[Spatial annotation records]
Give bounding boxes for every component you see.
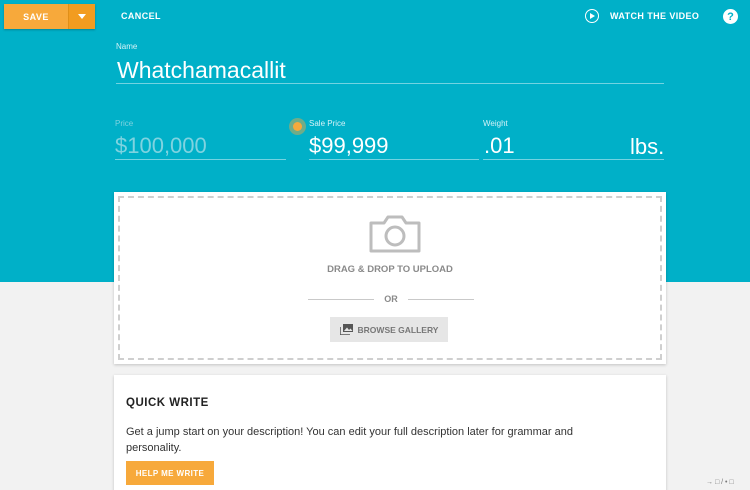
watch-video-link[interactable]: WATCH THE VIDEO	[585, 9, 699, 23]
sale-price-underline	[309, 159, 479, 160]
play-icon	[585, 9, 599, 23]
save-options-button[interactable]	[68, 4, 95, 29]
cancel-button[interactable]: CANCEL	[121, 11, 161, 21]
quick-write-description: Get a jump start on your description! Yo…	[126, 426, 573, 454]
or-divider: OR	[308, 294, 474, 304]
price-underline	[115, 159, 286, 160]
or-text: OR	[384, 294, 398, 304]
watch-video-label: WATCH THE VIDEO	[610, 11, 700, 21]
price-label: Price	[115, 119, 134, 128]
divider-line	[308, 298, 375, 300]
browse-gallery-label: BROWSE GALLERY	[357, 324, 439, 335]
chevron-down-icon	[78, 14, 86, 19]
save-split-button: SAVE	[4, 4, 95, 29]
help-me-write-button[interactable]: HELP ME WRITE	[126, 461, 214, 485]
drag-drop-text: DRAG & DROP TO UPLOAD	[327, 264, 453, 275]
quick-write-card: QUICK WRITE Get a jump start on your des…	[114, 375, 666, 490]
watermark: → □ / • □	[706, 479, 734, 486]
name-underline	[116, 83, 664, 84]
focus-indicator-icon	[289, 118, 306, 135]
quick-write-title: QUICK WRITE	[126, 397, 209, 409]
name-label: Name	[116, 42, 138, 51]
upload-dropzone[interactable]: DRAG & DROP TO UPLOAD OR BROWSE GALLERY	[118, 196, 662, 360]
sale-price-label: Sale Price	[309, 119, 346, 128]
divider-line	[407, 298, 474, 300]
weight-unit: lbs.	[630, 134, 665, 159]
browse-gallery-button[interactable]: BROWSE GALLERY	[330, 317, 448, 342]
name-input[interactable]: Whatchamacallit	[117, 57, 286, 84]
weight-label: Weight	[483, 119, 508, 128]
upload-card: DRAG & DROP TO UPLOAD OR BROWSE GALLERY	[114, 192, 666, 364]
help-icon[interactable]: ?	[723, 9, 738, 24]
save-button[interactable]: SAVE	[4, 4, 68, 29]
price-input[interactable]: $100,000	[115, 133, 207, 159]
gallery-icon	[339, 324, 353, 335]
weight-input[interactable]: .01	[484, 133, 515, 159]
sale-price-input[interactable]: $99,999	[309, 133, 389, 159]
camera-icon	[369, 215, 421, 253]
weight-underline	[483, 159, 664, 160]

■ **Exercise task**
Write the lines out again with every "divider-line" changed to "separator-line" and nothing else altered. Omit the pictures.

■ **Result below**
Give bounding boxes for every component you see.
watch-video-link[interactable]: WATCH THE VIDEO	[585, 9, 699, 23]
sale-price-underline	[309, 159, 479, 160]
play-icon	[585, 9, 599, 23]
save-options-button[interactable]	[68, 4, 95, 29]
cancel-button[interactable]: CANCEL	[121, 11, 161, 21]
quick-write-description: Get a jump start on your description! Yo…	[126, 426, 573, 454]
or-divider: OR	[308, 294, 474, 304]
price-underline	[115, 159, 286, 160]
or-text: OR	[384, 294, 398, 304]
watch-video-label: WATCH THE VIDEO	[610, 11, 700, 21]
price-label: Price	[115, 119, 134, 128]
separator-line	[308, 298, 375, 300]
browse-gallery-label: BROWSE GALLERY	[357, 324, 439, 335]
chevron-down-icon	[78, 14, 86, 19]
save-split-button: SAVE	[4, 4, 95, 29]
help-me-write-button[interactable]: HELP ME WRITE	[126, 461, 214, 485]
drag-drop-text: DRAG & DROP TO UPLOAD	[327, 264, 453, 275]
quick-write-card: QUICK WRITE Get a jump start on your des…	[114, 375, 666, 490]
watermark: → □ / • □	[706, 479, 734, 486]
name-underline	[116, 83, 664, 84]
focus-indicator-icon	[289, 118, 306, 135]
quick-write-title: QUICK WRITE	[126, 397, 209, 409]
name-label: Name	[116, 42, 138, 51]
upload-dropzone[interactable]: DRAG & DROP TO UPLOAD OR BROWSE GALLERY	[118, 196, 662, 360]
sale-price-label: Sale Price	[309, 119, 346, 128]
separator-line	[407, 298, 474, 300]
weight-unit: lbs.	[630, 134, 665, 159]
browse-gallery-button[interactable]: BROWSE GALLERY	[330, 317, 448, 342]
name-input[interactable]: Whatchamacallit	[117, 57, 286, 84]
weight-label: Weight	[483, 119, 508, 128]
upload-card: DRAG & DROP TO UPLOAD OR BROWSE GALLERY	[114, 192, 666, 364]
help-icon[interactable]: ?	[723, 9, 738, 24]
save-button[interactable]: SAVE	[4, 4, 68, 29]
price-input[interactable]: $100,000	[115, 133, 207, 159]
gallery-icon	[339, 324, 353, 335]
weight-input[interactable]: .01	[484, 133, 515, 159]
sale-price-input[interactable]: $99,999	[309, 133, 389, 159]
camera-icon	[369, 215, 421, 253]
weight-underline	[483, 159, 664, 160]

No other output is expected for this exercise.